(Data items)
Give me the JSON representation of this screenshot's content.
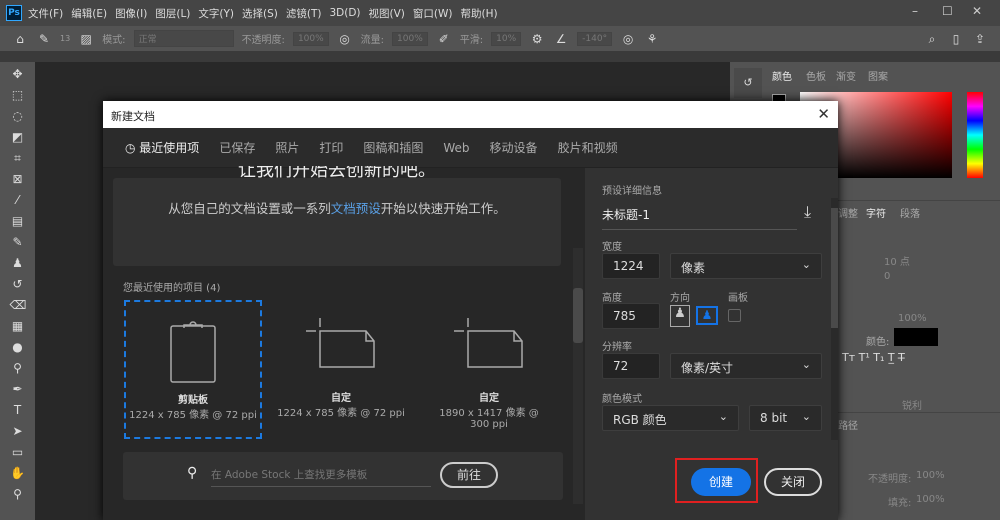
{
  "app": {
    "logo": "Ps",
    "menus": [
      "文件(F)",
      "编辑(E)",
      "图像(I)",
      "图层(L)",
      "文字(Y)",
      "选择(S)",
      "滤镜(T)",
      "3D(D)",
      "视图(V)",
      "窗口(W)",
      "帮助(H)"
    ]
  },
  "options": {
    "brush_size": "13",
    "mode_label": "模式:",
    "mode_value": "正常",
    "opacity_label": "不透明度:",
    "opacity_value": "100%",
    "flow_label": "流量:",
    "flow_value": "100%",
    "smooth_label": "平滑:",
    "smooth_value": "10%",
    "angle_value": "-140°"
  },
  "panels": {
    "color_tabs": [
      "颜色",
      "色板",
      "渐变",
      "图案"
    ],
    "char_tabs": [
      "调整",
      "字符",
      "段落"
    ],
    "size_value": "10 点",
    "tracking_value": "0",
    "scale_value": "100%",
    "color_label": "颜色:",
    "aa_value": "锐利",
    "paths_tab": "路径",
    "layer_opacity_label": "不透明度:",
    "layer_opacity_value": "100%",
    "fill_label": "填充:",
    "fill_value": "100%",
    "accent": "#1473e6"
  },
  "dialog": {
    "title": "新建文档",
    "tabs": [
      "最近使用项",
      "已保存",
      "照片",
      "打印",
      "图稿和插图",
      "Web",
      "移动设备",
      "胶片和视频"
    ],
    "promo_cut": "让我们开始去创新的吧。",
    "promo_a": "从您自己的文档设置或一系列",
    "promo_link": "文档预设",
    "promo_b": "开始以快速开始工作。",
    "recent_title": "您最近使用的项目 (4)",
    "recent": [
      {
        "name": "剪贴板",
        "desc": "1224 x 785 像素 @ 72 ppi"
      },
      {
        "name": "自定",
        "desc": "1224 x 785 像素 @ 72 ppi"
      },
      {
        "name": "自定",
        "desc": "1890 x 1417 像素 @ 300 ppi"
      }
    ],
    "stock_placeholder": "在 Adobe Stock 上查找更多模板",
    "go_label": "前往",
    "preset_title": "预设详细信息",
    "doc_name": "未标题-1",
    "width_label": "宽度",
    "width": "1224",
    "width_unit": "像素",
    "height_label": "高度",
    "height": "785",
    "orient_label": "方向",
    "artboard_label": "画板",
    "res_label": "分辨率",
    "res": "72",
    "res_unit": "像素/英寸",
    "mode_label": "颜色模式",
    "mode": "RGB 颜色",
    "bits": "8 bit",
    "create_label": "创建",
    "close_label": "关闭"
  }
}
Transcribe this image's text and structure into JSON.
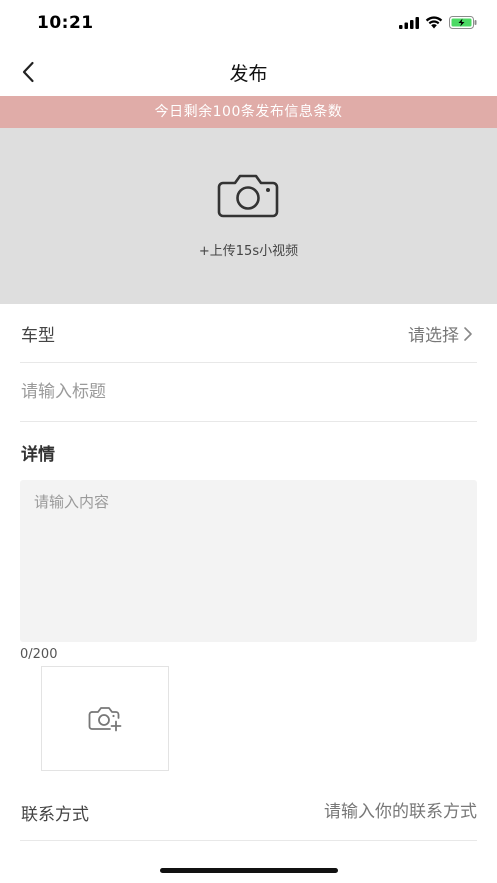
{
  "status_bar": {
    "time": "10:21",
    "icons": [
      "signal-icon",
      "wifi-icon",
      "battery-charging-icon"
    ],
    "battery_color": "#4cd964"
  },
  "nav": {
    "title": "发布",
    "back_icon": "chevron-left-icon"
  },
  "notice": {
    "text": "今日剩余100条发布信息条数",
    "background": "#e0aca8"
  },
  "video_upload": {
    "icon": "camera-icon",
    "label": "+上传15s小视频"
  },
  "form": {
    "car_model": {
      "label": "车型",
      "value": "请选择",
      "icon": "chevron-right-icon"
    },
    "title": {
      "value": "",
      "placeholder": "请输入标题"
    },
    "details_heading": "详情",
    "content": {
      "value": "",
      "placeholder": "请输入内容"
    },
    "char_counter": "0/200",
    "image_upload": {
      "icon": "camera-add-icon"
    },
    "contact": {
      "label": "联系方式",
      "value": "",
      "placeholder": "请输入你的联系方式"
    }
  }
}
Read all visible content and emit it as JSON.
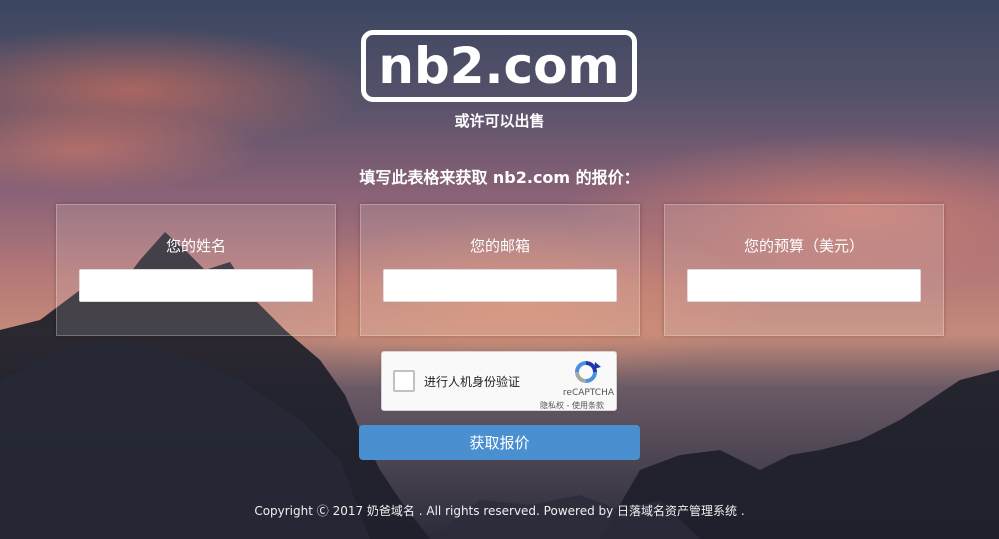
{
  "logo": {
    "text": "nb2.com"
  },
  "subtitle": "或许可以出售",
  "prompt": "填写此表格来获取 nb2.com 的报价：",
  "fields": {
    "name": {
      "label": "您的姓名",
      "value": ""
    },
    "email": {
      "label": "您的邮箱",
      "value": ""
    },
    "budget": {
      "label": "您的预算（美元）",
      "value": ""
    }
  },
  "captcha": {
    "label": "进行人机身份验证",
    "brand": "reCAPTCHA",
    "links": "隐私权 - 使用条款"
  },
  "submit_label": "获取报价",
  "footer": "Copyright Ⓒ 2017 奶爸域名 . All rights reserved. Powered by 日落域名资产管理系统 .",
  "colors": {
    "accent": "#4a90d0",
    "text": "#ffffff"
  },
  "icons": {
    "captcha": "recaptcha-icon"
  }
}
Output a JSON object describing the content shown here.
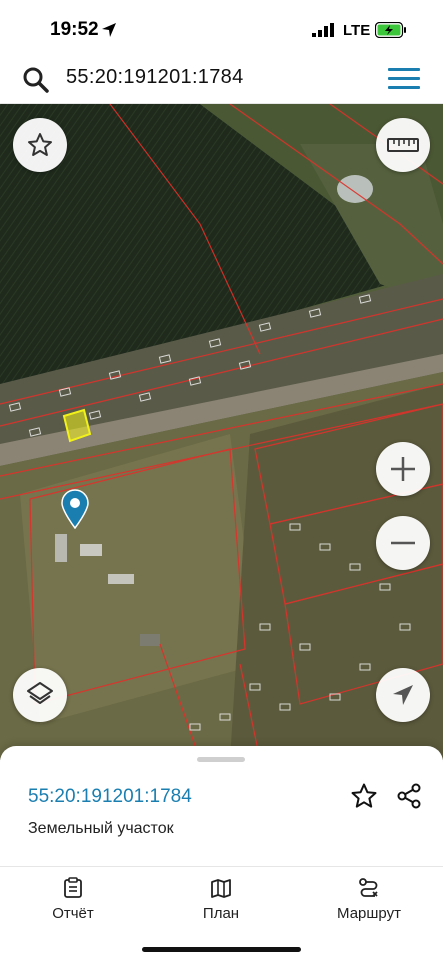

**Written instruction**. Write out the whole listing exactly, and drop the pictures.

**Written solution**.
Give me the JSON representation of this screenshot's content.
{
  "app": {
    "logo": "Ps",
    "menus": [
      "文件(F)",
      "编辑(E)",
      "图像(I)",
      "图层(L)",
      "文字(Y)",
      "选择(S)",
      "滤镜(T)",
      "3D(D)",
      "视图(V)",
      "窗口(W)",
      "帮助(H)"
    ]
  },
  "options": {
    "brush_size": "13",
    "mode_label": "模式:",
    "mode_value": "正常",
    "opacity_label": "不透明度:",
    "opacity_value": "100%",
    "flow_label": "流量:",
    "flow_value": "100%",
    "smooth_label": "平滑:",
    "smooth_value": "10%",
    "angle_value": "-140°"
  },
  "panels": {
    "color_tabs": [
      "颜色",
      "色板",
      "渐变",
      "图案"
    ],
    "char_tabs": [
      "调整",
      "字符",
      "段落"
    ],
    "size_value": "10 点",
    "tracking_value": "0",
    "scale_value": "100%",
    "color_label": "颜色:",
    "aa_value": "锐利",
    "paths_tab": "路径",
    "layer_opacity_label": "不透明度:",
    "layer_opacity_value": "100%",
    "fill_label": "填充:",
    "fill_value": "100%",
    "accent": "#1473e6"
  },
  "dialog": {
    "title": "新建文档",
    "tabs": [
      "最近使用项",
      "已保存",
      "照片",
      "打印",
      "图稿和插图",
      "Web",
      "移动设备",
      "胶片和视频"
    ],
    "promo_cut": "让我们开始去创新的吧。",
    "promo_a": "从您自己的文档设置或一系列",
    "promo_link": "文档预设",
    "promo_b": "开始以快速开始工作。",
    "recent_title": "您最近使用的项目 (4)",
    "recent": [
      {
        "name": "剪贴板",
        "desc": "1224 x 785 像素 @ 72 ppi"
      },
      {
        "name": "自定",
        "desc": "1224 x 785 像素 @ 72 ppi"
      },
      {
        "name": "自定",
        "desc": "1890 x 1417 像素 @ 300 ppi"
      }
    ],
    "stock_placeholder": "在 Adobe Stock 上查找更多模板",
    "go_label": "前往",
    "preset_title": "预设详细信息",
    "doc_name": "未标题-1",
    "width_label": "宽度",
    "width": "1224",
    "width_unit": "像素",
    "height_label": "高度",
    "height": "785",
    "orient_label": "方向",
    "artboard_label": "画板",
    "res_label": "分辨率",
    "res": "72",
    "res_unit": "像素/英寸",
    "mode_label": "颜色模式",
    "mode": "RGB 颜色",
    "bits": "8 bit",
    "create_label": "创建",
    "close_label": "关闭"
  }
}
Transcribe this image's text and structure into JSON.
{
  "status_bar": {
    "time": "10:21",
    "icons": [
      "signal-icon",
      "wifi-icon",
      "battery-charging-icon"
    ],
    "battery_color": "#4cd964"
  },
  "nav": {
    "title": "发布",
    "back_icon": "chevron-left-icon"
  },
  "notice": {
    "text": "今日剩余100条发布信息条数",
    "background": "#e0aca8"
  },
  "video_upload": {
    "icon": "camera-icon",
    "label": "+上传15s小视频"
  },
  "form": {
    "car_model": {
      "label": "车型",
      "value": "请选择",
      "icon": "chevron-right-icon"
    },
    "title": {
      "value": "",
      "placeholder": "请输入标题"
    },
    "details_heading": "详情",
    "content": {
      "value": "",
      "placeholder": "请输入内容"
    },
    "char_counter": "0/200",
    "image_upload": {
      "icon": "camera-add-icon"
    },
    "contact": {
      "label": "联系方式",
      "value": "",
      "placeholder": "请输入你的联系方式"
    }
  }
}
Read all visible content and emit it as JSON.
{
  "logo": {
    "text": "nb2.com"
  },
  "subtitle": "或许可以出售",
  "prompt": "填写此表格来获取 nb2.com 的报价：",
  "fields": {
    "name": {
      "label": "您的姓名",
      "value": ""
    },
    "email": {
      "label": "您的邮箱",
      "value": ""
    },
    "budget": {
      "label": "您的预算（美元）",
      "value": ""
    }
  },
  "captcha": {
    "label": "进行人机身份验证",
    "brand": "reCAPTCHA",
    "links": "隐私权 - 使用条款"
  },
  "submit_label": "获取报价",
  "footer": "Copyright Ⓒ 2017 奶爸域名 . All rights reserved. Powered by 日落域名资产管理系统 .",
  "colors": {
    "accent": "#4a90d0",
    "text": "#ffffff"
  },
  "icons": {
    "captcha": "recaptcha-icon"
  }
}
Output a JSON object describing the content shown here.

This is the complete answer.